(Instructions to follow)
Restate all the material verbatim, except for the pictures.

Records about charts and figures
start
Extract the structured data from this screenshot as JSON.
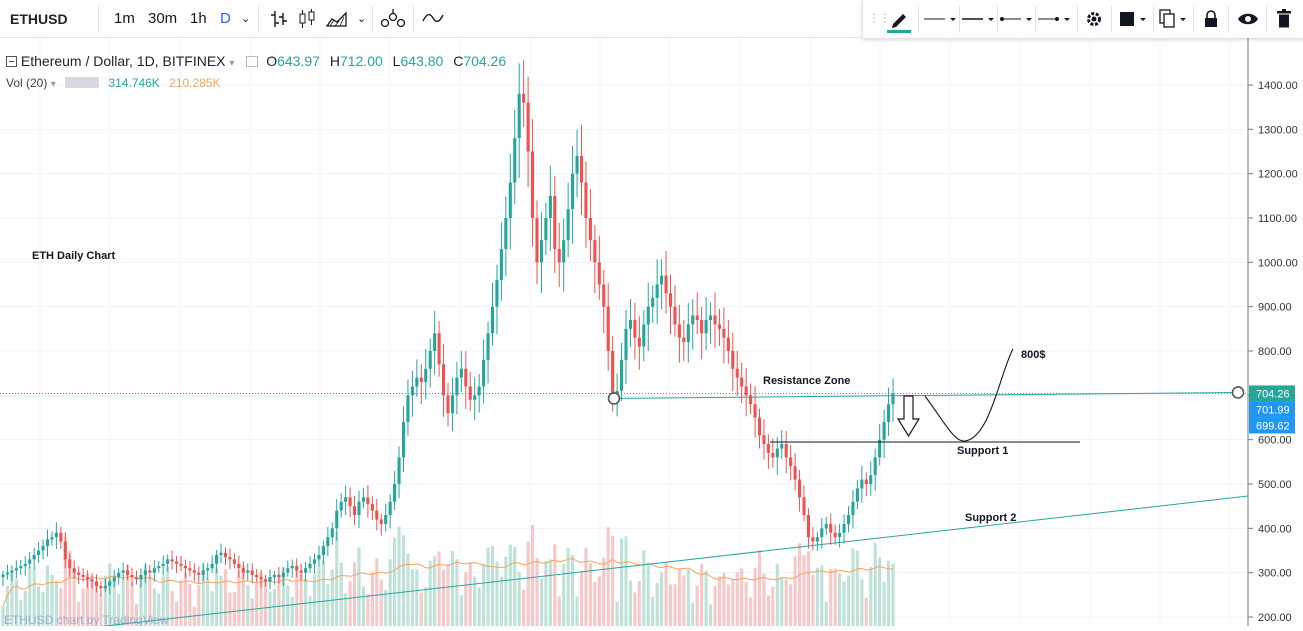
{
  "toolbar": {
    "symbol": "ETHUSD",
    "intervals": [
      "1m",
      "30m",
      "1h",
      "D"
    ],
    "active_interval": "D",
    "chart_type_icons": [
      "bar-chart-icon",
      "candles-icon",
      "area-chart-icon"
    ],
    "indicator_icon": "indicators-icon",
    "compare_icon": "compare-icon"
  },
  "drawing_toolbar": {
    "tools": [
      "pencil-icon",
      "line-style-icon",
      "line-width-icon",
      "line-dots-icon",
      "line-arrow-icon",
      "settings-icon",
      "fill-icon",
      "clone-icon",
      "lock-icon",
      "visibility-icon",
      "trash-icon"
    ],
    "accent_color": "#26a69a"
  },
  "legend": {
    "title": "Ethereum / Dollar, 1D, BITFINEX",
    "open_label": "O",
    "open": "643.97",
    "high_label": "H",
    "high": "712.00",
    "low_label": "L",
    "low": "643.80",
    "close_label": "C",
    "close": "704.26",
    "vol_label": "Vol (20)",
    "vol_value": "314.746K",
    "vol_ma": "210.285K"
  },
  "chart_data": {
    "type": "candlestick",
    "y_axis": {
      "ticks": [
        200,
        300,
        400,
        500,
        600,
        700,
        800,
        900,
        1000,
        1100,
        1200,
        1300,
        1400
      ],
      "range": [
        175,
        1470
      ]
    },
    "price_labels": [
      {
        "value": 704.26,
        "text": "704.26",
        "color": "#26a69a"
      },
      {
        "value": 701.99,
        "text": "701.99",
        "color": "#2196f3"
      },
      {
        "value": 699.62,
        "text": "699.62",
        "color": "#2196f3"
      }
    ],
    "closes": [
      296,
      300,
      305,
      310,
      315,
      320,
      330,
      340,
      350,
      360,
      375,
      380,
      390,
      370,
      330,
      310,
      300,
      295,
      290,
      285,
      280,
      270,
      265,
      270,
      280,
      290,
      300,
      305,
      295,
      290,
      285,
      295,
      305,
      300,
      310,
      315,
      320,
      330,
      325,
      320,
      315,
      310,
      305,
      300,
      295,
      305,
      310,
      320,
      340,
      345,
      335,
      330,
      320,
      310,
      300,
      305,
      295,
      290,
      285,
      280,
      290,
      295,
      290,
      300,
      310,
      315,
      305,
      300,
      310,
      320,
      330,
      340,
      360,
      380,
      400,
      440,
      460,
      470,
      450,
      430,
      460,
      470,
      455,
      440,
      420,
      410,
      430,
      460,
      500,
      560,
      640,
      700,
      720,
      740,
      730,
      760,
      800,
      840,
      770,
      700,
      660,
      700,
      740,
      760,
      720,
      690,
      700,
      720,
      780,
      840,
      900,
      960,
      1030,
      1100,
      1180,
      1280,
      1380,
      1360,
      1250,
      1100,
      1000,
      1050,
      1100,
      1150,
      1030,
      1000,
      1050,
      1120,
      1200,
      1240,
      1180,
      1100,
      1050,
      1000,
      950,
      900,
      800,
      700,
      710,
      780,
      850,
      870,
      830,
      810,
      860,
      900,
      920,
      950,
      970,
      930,
      900,
      860,
      830,
      820,
      860,
      880,
      870,
      840,
      870,
      880,
      860,
      850,
      830,
      800,
      760,
      740,
      720,
      700,
      680,
      650,
      610,
      590,
      570,
      560,
      580,
      590,
      560,
      540,
      510,
      470,
      430,
      380,
      370,
      380,
      400,
      410,
      390,
      380,
      390,
      410,
      430,
      460,
      490,
      510,
      500,
      520,
      560,
      600,
      640,
      680,
      704
    ],
    "annotations": [
      {
        "text": "ETH Daily Chart"
      },
      {
        "text": "Resistance Zone"
      },
      {
        "text": "800$"
      },
      {
        "text": "Support 1"
      },
      {
        "text": "Support 2"
      }
    ],
    "watermark": "ETHUSD chart by TradingView",
    "colors": {
      "up": "#26a69a",
      "down": "#ef5350",
      "vol_up": "#a8d8c8",
      "vol_down": "#f4b6b5",
      "vol_ma": "#f7a35c",
      "trendline": "#26a69a",
      "grid": "#f0f3fa"
    }
  }
}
end
(Solution to this problem)
Extract the structured data from this screenshot as JSON.
{
  "toolbar": {
    "symbol": "ETHUSD",
    "intervals": [
      "1m",
      "30m",
      "1h",
      "D"
    ],
    "active_interval": "D",
    "chart_type_icons": [
      "bar-chart-icon",
      "candles-icon",
      "area-chart-icon"
    ],
    "indicator_icon": "indicators-icon",
    "compare_icon": "compare-icon"
  },
  "drawing_toolbar": {
    "tools": [
      "pencil-icon",
      "line-style-icon",
      "line-width-icon",
      "line-dots-icon",
      "line-arrow-icon",
      "settings-icon",
      "fill-icon",
      "clone-icon",
      "lock-icon",
      "visibility-icon",
      "trash-icon"
    ],
    "accent_color": "#26a69a"
  },
  "legend": {
    "title": "Ethereum / Dollar, 1D, BITFINEX",
    "open_label": "O",
    "open": "643.97",
    "high_label": "H",
    "high": "712.00",
    "low_label": "L",
    "low": "643.80",
    "close_label": "C",
    "close": "704.26",
    "vol_label": "Vol (20)",
    "vol_value": "314.746K",
    "vol_ma": "210.285K"
  },
  "chart_data": {
    "type": "candlestick",
    "y_axis": {
      "ticks": [
        200,
        300,
        400,
        500,
        600,
        700,
        800,
        900,
        1000,
        1100,
        1200,
        1300,
        1400
      ],
      "range": [
        175,
        1470
      ]
    },
    "price_labels": [
      {
        "value": 704.26,
        "text": "704.26",
        "color": "#26a69a"
      },
      {
        "value": 701.99,
        "text": "701.99",
        "color": "#2196f3"
      },
      {
        "value": 699.62,
        "text": "699.62",
        "color": "#2196f3"
      }
    ],
    "closes": [
      296,
      300,
      305,
      310,
      315,
      320,
      330,
      340,
      350,
      360,
      375,
      380,
      390,
      370,
      330,
      310,
      300,
      295,
      290,
      285,
      280,
      270,
      265,
      270,
      280,
      290,
      300,
      305,
      295,
      290,
      285,
      295,
      305,
      300,
      310,
      315,
      320,
      330,
      325,
      320,
      315,
      310,
      305,
      300,
      295,
      305,
      310,
      320,
      340,
      345,
      335,
      330,
      320,
      310,
      300,
      305,
      295,
      290,
      285,
      280,
      290,
      295,
      290,
      300,
      310,
      315,
      305,
      300,
      310,
      320,
      330,
      340,
      360,
      380,
      400,
      440,
      460,
      470,
      450,
      430,
      460,
      470,
      455,
      440,
      420,
      410,
      430,
      460,
      500,
      560,
      640,
      700,
      720,
      740,
      730,
      760,
      800,
      840,
      770,
      700,
      660,
      700,
      740,
      760,
      720,
      690,
      700,
      720,
      780,
      840,
      900,
      960,
      1030,
      1100,
      1180,
      1280,
      1380,
      1360,
      1250,
      1100,
      1000,
      1050,
      1100,
      1150,
      1030,
      1000,
      1050,
      1120,
      1200,
      1240,
      1180,
      1100,
      1050,
      1000,
      950,
      900,
      800,
      700,
      710,
      780,
      850,
      870,
      830,
      810,
      860,
      900,
      920,
      950,
      970,
      930,
      900,
      860,
      830,
      820,
      860,
      880,
      870,
      840,
      870,
      880,
      860,
      850,
      830,
      800,
      760,
      740,
      720,
      700,
      680,
      650,
      610,
      590,
      570,
      560,
      580,
      590,
      560,
      540,
      510,
      470,
      430,
      380,
      370,
      380,
      400,
      410,
      390,
      380,
      390,
      410,
      430,
      460,
      490,
      510,
      500,
      520,
      560,
      600,
      640,
      680,
      704
    ],
    "annotations": [
      {
        "text": "ETH Daily Chart"
      },
      {
        "text": "Resistance Zone"
      },
      {
        "text": "800$"
      },
      {
        "text": "Support 1"
      },
      {
        "text": "Support 2"
      }
    ],
    "watermark": "ETHUSD chart by TradingView",
    "colors": {
      "up": "#26a69a",
      "down": "#ef5350",
      "vol_up": "#a8d8c8",
      "vol_down": "#f4b6b5",
      "vol_ma": "#f7a35c",
      "trendline": "#26a69a",
      "grid": "#f0f3fa"
    }
  }
}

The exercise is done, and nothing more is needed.